[YOUR OBJECTIVE]
Write the records out again exactly, leaving no images in.

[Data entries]
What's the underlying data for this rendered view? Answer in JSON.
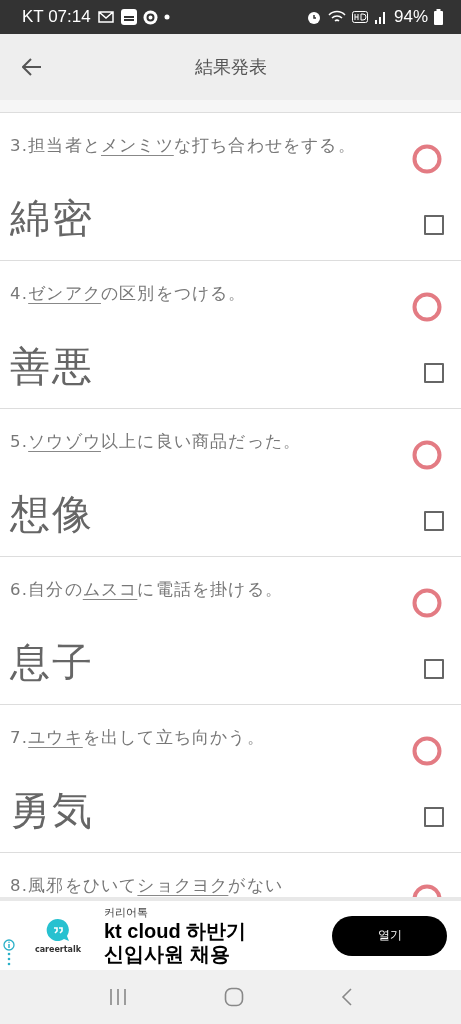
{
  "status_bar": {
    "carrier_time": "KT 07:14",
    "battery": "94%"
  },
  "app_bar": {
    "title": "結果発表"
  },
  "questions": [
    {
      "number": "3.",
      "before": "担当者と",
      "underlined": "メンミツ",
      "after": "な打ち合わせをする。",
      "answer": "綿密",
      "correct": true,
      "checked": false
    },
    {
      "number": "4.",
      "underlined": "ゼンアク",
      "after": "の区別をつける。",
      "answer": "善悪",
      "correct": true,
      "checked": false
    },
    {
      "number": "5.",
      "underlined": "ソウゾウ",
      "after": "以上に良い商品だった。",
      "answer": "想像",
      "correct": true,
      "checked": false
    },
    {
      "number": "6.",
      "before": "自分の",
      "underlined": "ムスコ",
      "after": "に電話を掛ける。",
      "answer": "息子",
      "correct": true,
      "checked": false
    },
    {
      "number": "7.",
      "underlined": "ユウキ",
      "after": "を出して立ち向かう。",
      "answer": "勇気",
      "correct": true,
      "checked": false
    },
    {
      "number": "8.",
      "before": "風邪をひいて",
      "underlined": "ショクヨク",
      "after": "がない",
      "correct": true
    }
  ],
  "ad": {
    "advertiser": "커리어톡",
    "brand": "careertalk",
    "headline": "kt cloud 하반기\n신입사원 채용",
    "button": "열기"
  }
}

[ANSWER FOR THIS EXERCISE]
What's the underlying data for this rendered view? Answer in JSON.
{
  "status_bar": {
    "carrier_time": "KT 07:14",
    "battery": "94%"
  },
  "app_bar": {
    "title": "結果発表"
  },
  "questions": [
    {
      "number": "3.",
      "before": "担当者と",
      "underlined": "メンミツ",
      "after": "な打ち合わせをする。",
      "answer": "綿密",
      "correct": true,
      "checked": false
    },
    {
      "number": "4.",
      "underlined": "ゼンアク",
      "after": "の区別をつける。",
      "answer": "善悪",
      "correct": true,
      "checked": false
    },
    {
      "number": "5.",
      "underlined": "ソウゾウ",
      "after": "以上に良い商品だった。",
      "answer": "想像",
      "correct": true,
      "checked": false
    },
    {
      "number": "6.",
      "before": "自分の",
      "underlined": "ムスコ",
      "after": "に電話を掛ける。",
      "answer": "息子",
      "correct": true,
      "checked": false
    },
    {
      "number": "7.",
      "underlined": "ユウキ",
      "after": "を出して立ち向かう。",
      "answer": "勇気",
      "correct": true,
      "checked": false
    },
    {
      "number": "8.",
      "before": "風邪をひいて",
      "underlined": "ショクヨク",
      "after": "がない",
      "correct": true
    }
  ],
  "ad": {
    "advertiser": "커리어톡",
    "brand": "careertalk",
    "headline": "kt cloud 하반기\n신입사원 채용",
    "button": "열기"
  }
}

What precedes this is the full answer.